#### The request:
Quote all of the data that follows exactly as written, skipping the images.

#### Records to use:
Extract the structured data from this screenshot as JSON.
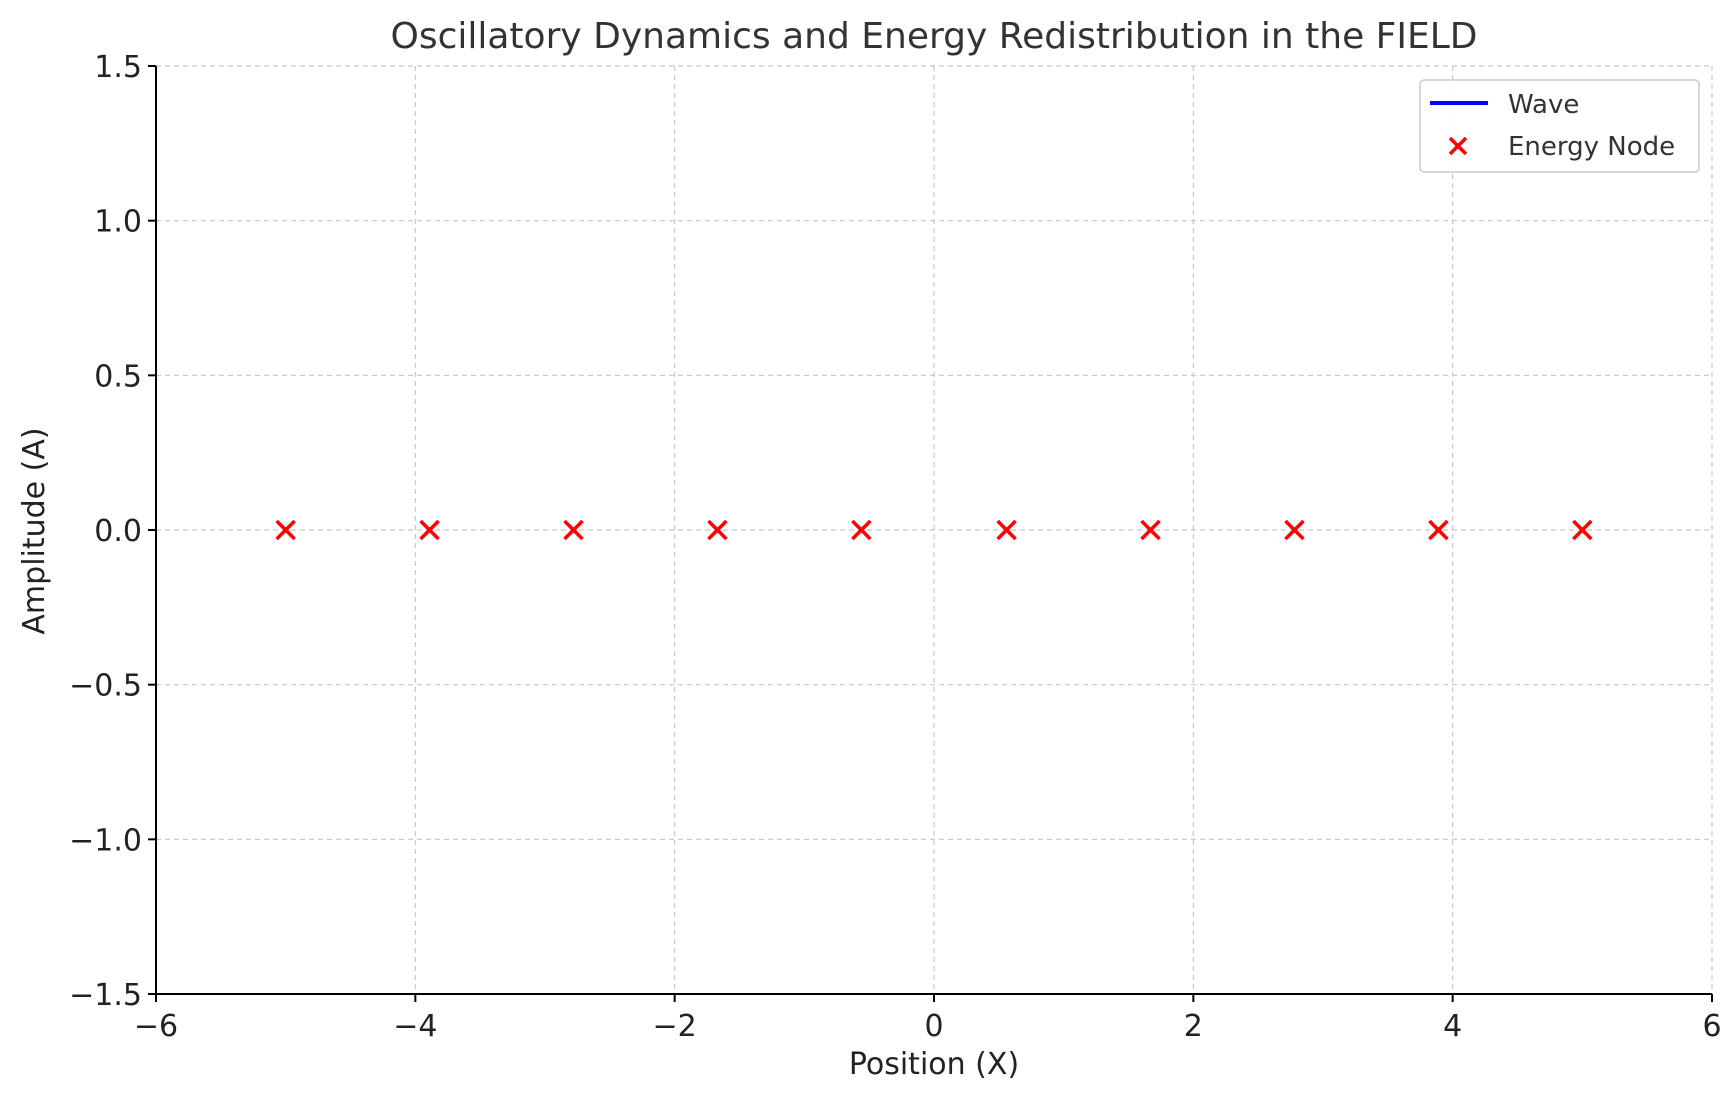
{
  "chart_data": {
    "type": "scatter",
    "title": "Oscillatory Dynamics and Energy Redistribution in the FIELD",
    "xlabel": "Position (X)",
    "ylabel": "Amplitude (A)",
    "xlim": [
      -6,
      6
    ],
    "ylim": [
      -1.5,
      1.5
    ],
    "xticks": [
      -6,
      -4,
      -2,
      0,
      2,
      4,
      6
    ],
    "xtick_labels": [
      "−6",
      "−4",
      "−2",
      "0",
      "2",
      "4",
      "6"
    ],
    "yticks": [
      -1.5,
      -1.0,
      -0.5,
      0.0,
      0.5,
      1.0,
      1.5
    ],
    "ytick_labels": [
      "−1.5",
      "−1.0",
      "−0.5",
      "0.0",
      "0.5",
      "1.0",
      "1.5"
    ],
    "grid": true,
    "legend_position": "top-right",
    "series": [
      {
        "name": "Wave",
        "kind": "line",
        "color": "#0000ff",
        "x": [],
        "y": []
      },
      {
        "name": "Energy Node",
        "kind": "scatter",
        "marker": "x",
        "color": "#ff0000",
        "x": [
          -5.0,
          -3.89,
          -2.78,
          -1.67,
          -0.56,
          0.56,
          1.67,
          2.78,
          3.89,
          5.0
        ],
        "y": [
          0,
          0,
          0,
          0,
          0,
          0,
          0,
          0,
          0,
          0
        ]
      }
    ]
  }
}
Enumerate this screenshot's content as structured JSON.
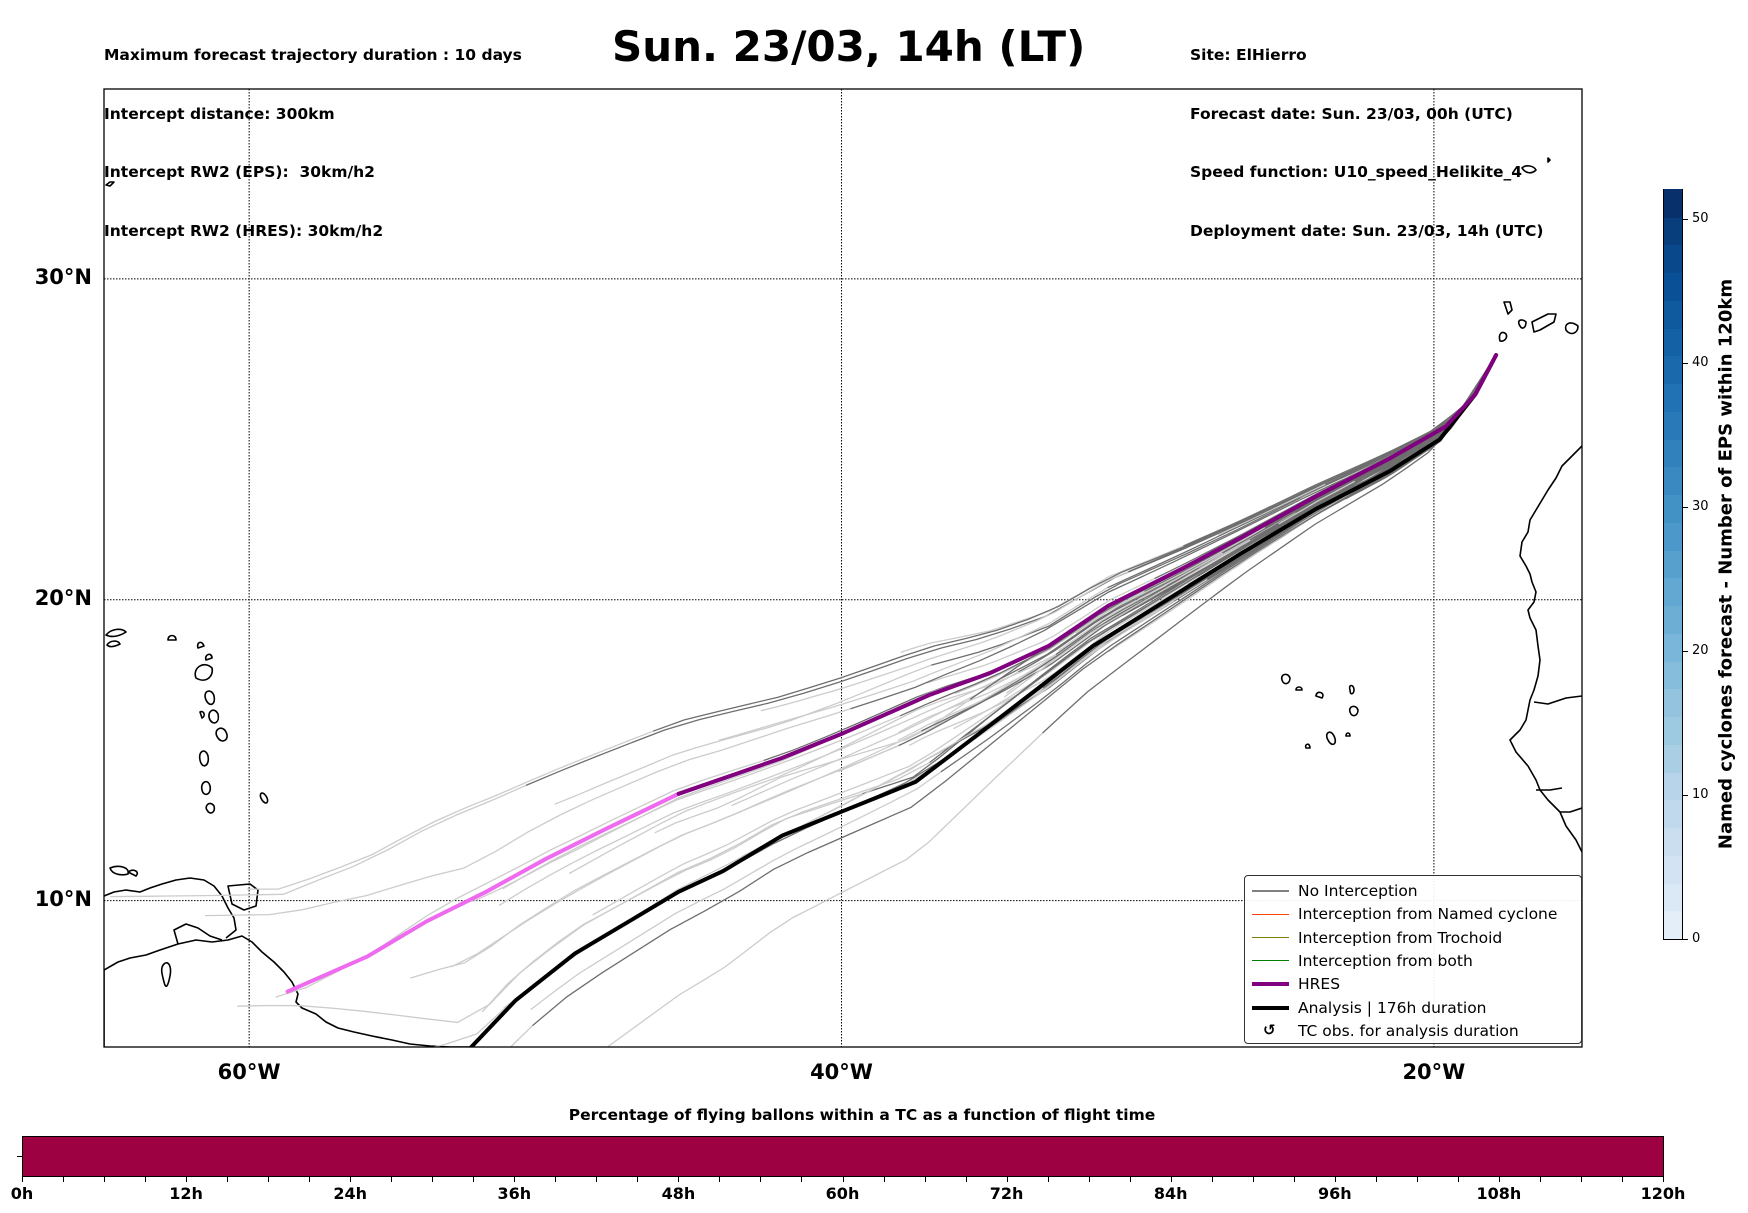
{
  "header": {
    "left_lines": [
      "Maximum forecast trajectory duration : 10 days",
      "Intercept distance: 300km",
      "Intercept RW2 (EPS):  30km/h2",
      "Intercept RW2 (HRES): 30km/h2"
    ],
    "title": "Sun. 23/03, 14h (LT)",
    "right_lines": [
      "Site: ElHierro",
      "Forecast date: Sun. 23/03, 00h (UTC)",
      "Speed function: U10_speed_Helikite_4",
      "Deployment date: Sun. 23/03, 14h (UTC)"
    ]
  },
  "map": {
    "lon_range": [
      -64.9,
      -15.0
    ],
    "lat_range": [
      5.0,
      35.5
    ],
    "lat_ticks": [
      {
        "value": 30,
        "label": "30°N"
      },
      {
        "value": 20,
        "label": "20°N"
      },
      {
        "value": 10,
        "label": "10°N"
      }
    ],
    "lon_ticks": [
      {
        "value": -60,
        "label": "60°W"
      },
      {
        "value": -40,
        "label": "40°W"
      },
      {
        "value": -20,
        "label": "20°W"
      }
    ],
    "gridlines": "dotted",
    "launch_site": {
      "lon": -17.9,
      "lat": 27.7
    },
    "trajectories": {
      "hres": {
        "color_flying": "#800080",
        "color_landed": "#ee6aee",
        "transition_lon": -45.5,
        "points": [
          [
            -17.9,
            27.7
          ],
          [
            -18.6,
            26.5
          ],
          [
            -19.6,
            25.5
          ],
          [
            -21.5,
            24.5
          ],
          [
            -24,
            23.3
          ],
          [
            -26.5,
            22.0
          ],
          [
            -28.5,
            21.0
          ],
          [
            -31,
            19.8
          ],
          [
            -33,
            18.5
          ],
          [
            -35,
            17.6
          ],
          [
            -37,
            16.9
          ],
          [
            -40,
            15.6
          ],
          [
            -42,
            14.8
          ],
          [
            -45.5,
            13.6
          ],
          [
            -48,
            12.4
          ],
          [
            -50,
            11.4
          ],
          [
            -52,
            10.3
          ],
          [
            -54,
            9.3
          ],
          [
            -56,
            8.1
          ],
          [
            -58.7,
            6.9
          ]
        ]
      },
      "analysis": {
        "color": "#000000",
        "points": [
          [
            -17.9,
            27.7
          ],
          [
            -18.6,
            26.5
          ],
          [
            -19.8,
            25.1
          ],
          [
            -21.5,
            24.1
          ],
          [
            -24,
            22.9
          ],
          [
            -26.5,
            21.5
          ],
          [
            -29,
            20.0
          ],
          [
            -31.5,
            18.5
          ],
          [
            -33.5,
            17.0
          ],
          [
            -35.5,
            15.5
          ],
          [
            -37.5,
            14.0
          ],
          [
            -40,
            13.0
          ],
          [
            -42,
            12.2
          ],
          [
            -44,
            11.0
          ],
          [
            -45.5,
            10.3
          ],
          [
            -47,
            9.4
          ],
          [
            -49,
            8.2
          ],
          [
            -51,
            6.6
          ],
          [
            -52.5,
            5.0
          ]
        ]
      },
      "ensemble": {
        "members": 50,
        "color_flying": "#6e6e6e",
        "color_landed": "#cccccc",
        "seed": 7
      }
    }
  },
  "legend": {
    "items": [
      {
        "label": "No Interception",
        "color": "#808080",
        "width": 1.2,
        "kind": "line"
      },
      {
        "label": "Interception from Named cyclone",
        "color": "#ff4500",
        "width": 1.2,
        "kind": "line"
      },
      {
        "label": "Interception from Trochoid",
        "color": "#808000",
        "width": 1.2,
        "kind": "line"
      },
      {
        "label": "Interception from both",
        "color": "#008000",
        "width": 1.2,
        "kind": "line"
      },
      {
        "label": "HRES",
        "color": "#800080",
        "width": 4,
        "kind": "line"
      },
      {
        "label": "Analysis | 176h duration",
        "color": "#000000",
        "width": 4,
        "kind": "line"
      },
      {
        "label": "TC obs. for analysis duration",
        "symbol": "↺",
        "kind": "symbol"
      }
    ]
  },
  "colorbar": {
    "title": "Named cyclones forecast - Number of EPS within 120km",
    "min": 0,
    "max": 52,
    "ticks": [
      0,
      10,
      20,
      30,
      40,
      50
    ],
    "colors": [
      "#e3eef8",
      "#dbe8f5",
      "#d3e3f3",
      "#cadef0",
      "#c1d9ed",
      "#b7d4ea",
      "#aacfe5",
      "#9ecae1",
      "#93c3df",
      "#87bddc",
      "#7ab6d9",
      "#6daed5",
      "#62a8d2",
      "#57a0ce",
      "#4d98ca",
      "#4292c6",
      "#3a89c1",
      "#3181bd",
      "#2979b9",
      "#2171b5",
      "#1b69ad",
      "#1561a6",
      "#0f599e",
      "#0a5096",
      "#08488b",
      "#083e7c",
      "#08306b"
    ]
  },
  "flight_time_bar": {
    "title": "Percentage of flying ballons within a TC as a function of flight time",
    "range_hours": [
      0,
      120
    ],
    "ticks": [
      "0h",
      "12h",
      "24h",
      "36h",
      "48h",
      "60h",
      "72h",
      "84h",
      "96h",
      "108h",
      "120h"
    ],
    "minor_tick_step_hours": 3,
    "fill_fraction": 1.0,
    "fill_color": "#9e0142"
  }
}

#### Result:
Extract the structured data from this screenshot as JSON.
{
  "chart_data": {
    "type": "scatter",
    "title": "Oscillatory Dynamics and Energy Redistribution in the FIELD",
    "xlabel": "Position (X)",
    "ylabel": "Amplitude (A)",
    "xlim": [
      -6,
      6
    ],
    "ylim": [
      -1.5,
      1.5
    ],
    "xticks": [
      -6,
      -4,
      -2,
      0,
      2,
      4,
      6
    ],
    "xtick_labels": [
      "−6",
      "−4",
      "−2",
      "0",
      "2",
      "4",
      "6"
    ],
    "yticks": [
      -1.5,
      -1.0,
      -0.5,
      0.0,
      0.5,
      1.0,
      1.5
    ],
    "ytick_labels": [
      "−1.5",
      "−1.0",
      "−0.5",
      "0.0",
      "0.5",
      "1.0",
      "1.5"
    ],
    "grid": true,
    "legend_position": "top-right",
    "series": [
      {
        "name": "Wave",
        "kind": "line",
        "color": "#0000ff",
        "x": [],
        "y": []
      },
      {
        "name": "Energy Node",
        "kind": "scatter",
        "marker": "x",
        "color": "#ff0000",
        "x": [
          -5.0,
          -3.89,
          -2.78,
          -1.67,
          -0.56,
          0.56,
          1.67,
          2.78,
          3.89,
          5.0
        ],
        "y": [
          0,
          0,
          0,
          0,
          0,
          0,
          0,
          0,
          0,
          0
        ]
      }
    ]
  }
}
Enumerate this screenshot's content as structured JSON.
{
  "header": {
    "left_lines": [
      "Maximum forecast trajectory duration : 10 days",
      "Intercept distance: 300km",
      "Intercept RW2 (EPS):  30km/h2",
      "Intercept RW2 (HRES): 30km/h2"
    ],
    "title": "Sun. 23/03, 14h (LT)",
    "right_lines": [
      "Site: ElHierro",
      "Forecast date: Sun. 23/03, 00h (UTC)",
      "Speed function: U10_speed_Helikite_4",
      "Deployment date: Sun. 23/03, 14h (UTC)"
    ]
  },
  "map": {
    "lon_range": [
      -64.9,
      -15.0
    ],
    "lat_range": [
      5.0,
      35.5
    ],
    "lat_ticks": [
      {
        "value": 30,
        "label": "30°N"
      },
      {
        "value": 20,
        "label": "20°N"
      },
      {
        "value": 10,
        "label": "10°N"
      }
    ],
    "lon_ticks": [
      {
        "value": -60,
        "label": "60°W"
      },
      {
        "value": -40,
        "label": "40°W"
      },
      {
        "value": -20,
        "label": "20°W"
      }
    ],
    "gridlines": "dotted",
    "launch_site": {
      "lon": -17.9,
      "lat": 27.7
    },
    "trajectories": {
      "hres": {
        "color_flying": "#800080",
        "color_landed": "#ee6aee",
        "transition_lon": -45.5,
        "points": [
          [
            -17.9,
            27.7
          ],
          [
            -18.6,
            26.5
          ],
          [
            -19.6,
            25.5
          ],
          [
            -21.5,
            24.5
          ],
          [
            -24,
            23.3
          ],
          [
            -26.5,
            22.0
          ],
          [
            -28.5,
            21.0
          ],
          [
            -31,
            19.8
          ],
          [
            -33,
            18.5
          ],
          [
            -35,
            17.6
          ],
          [
            -37,
            16.9
          ],
          [
            -40,
            15.6
          ],
          [
            -42,
            14.8
          ],
          [
            -45.5,
            13.6
          ],
          [
            -48,
            12.4
          ],
          [
            -50,
            11.4
          ],
          [
            -52,
            10.3
          ],
          [
            -54,
            9.3
          ],
          [
            -56,
            8.1
          ],
          [
            -58.7,
            6.9
          ]
        ]
      },
      "analysis": {
        "color": "#000000",
        "points": [
          [
            -17.9,
            27.7
          ],
          [
            -18.6,
            26.5
          ],
          [
            -19.8,
            25.1
          ],
          [
            -21.5,
            24.1
          ],
          [
            -24,
            22.9
          ],
          [
            -26.5,
            21.5
          ],
          [
            -29,
            20.0
          ],
          [
            -31.5,
            18.5
          ],
          [
            -33.5,
            17.0
          ],
          [
            -35.5,
            15.5
          ],
          [
            -37.5,
            14.0
          ],
          [
            -40,
            13.0
          ],
          [
            -42,
            12.2
          ],
          [
            -44,
            11.0
          ],
          [
            -45.5,
            10.3
          ],
          [
            -47,
            9.4
          ],
          [
            -49,
            8.2
          ],
          [
            -51,
            6.6
          ],
          [
            -52.5,
            5.0
          ]
        ]
      },
      "ensemble": {
        "members": 50,
        "color_flying": "#6e6e6e",
        "color_landed": "#cccccc",
        "seed": 7
      }
    }
  },
  "legend": {
    "items": [
      {
        "label": "No Interception",
        "color": "#808080",
        "width": 1.2,
        "kind": "line"
      },
      {
        "label": "Interception from Named cyclone",
        "color": "#ff4500",
        "width": 1.2,
        "kind": "line"
      },
      {
        "label": "Interception from Trochoid",
        "color": "#808000",
        "width": 1.2,
        "kind": "line"
      },
      {
        "label": "Interception from both",
        "color": "#008000",
        "width": 1.2,
        "kind": "line"
      },
      {
        "label": "HRES",
        "color": "#800080",
        "width": 4,
        "kind": "line"
      },
      {
        "label": "Analysis | 176h duration",
        "color": "#000000",
        "width": 4,
        "kind": "line"
      },
      {
        "label": "TC obs. for analysis duration",
        "symbol": "↺",
        "kind": "symbol"
      }
    ]
  },
  "colorbar": {
    "title": "Named cyclones forecast - Number of EPS within 120km",
    "min": 0,
    "max": 52,
    "ticks": [
      0,
      10,
      20,
      30,
      40,
      50
    ],
    "colors": [
      "#e3eef8",
      "#dbe8f5",
      "#d3e3f3",
      "#cadef0",
      "#c1d9ed",
      "#b7d4ea",
      "#aacfe5",
      "#9ecae1",
      "#93c3df",
      "#87bddc",
      "#7ab6d9",
      "#6daed5",
      "#62a8d2",
      "#57a0ce",
      "#4d98ca",
      "#4292c6",
      "#3a89c1",
      "#3181bd",
      "#2979b9",
      "#2171b5",
      "#1b69ad",
      "#1561a6",
      "#0f599e",
      "#0a5096",
      "#08488b",
      "#083e7c",
      "#08306b"
    ]
  },
  "flight_time_bar": {
    "title": "Percentage of flying ballons within a TC as a function of flight time",
    "range_hours": [
      0,
      120
    ],
    "ticks": [
      "0h",
      "12h",
      "24h",
      "36h",
      "48h",
      "60h",
      "72h",
      "84h",
      "96h",
      "108h",
      "120h"
    ],
    "minor_tick_step_hours": 3,
    "fill_fraction": 1.0,
    "fill_color": "#9e0142"
  }
}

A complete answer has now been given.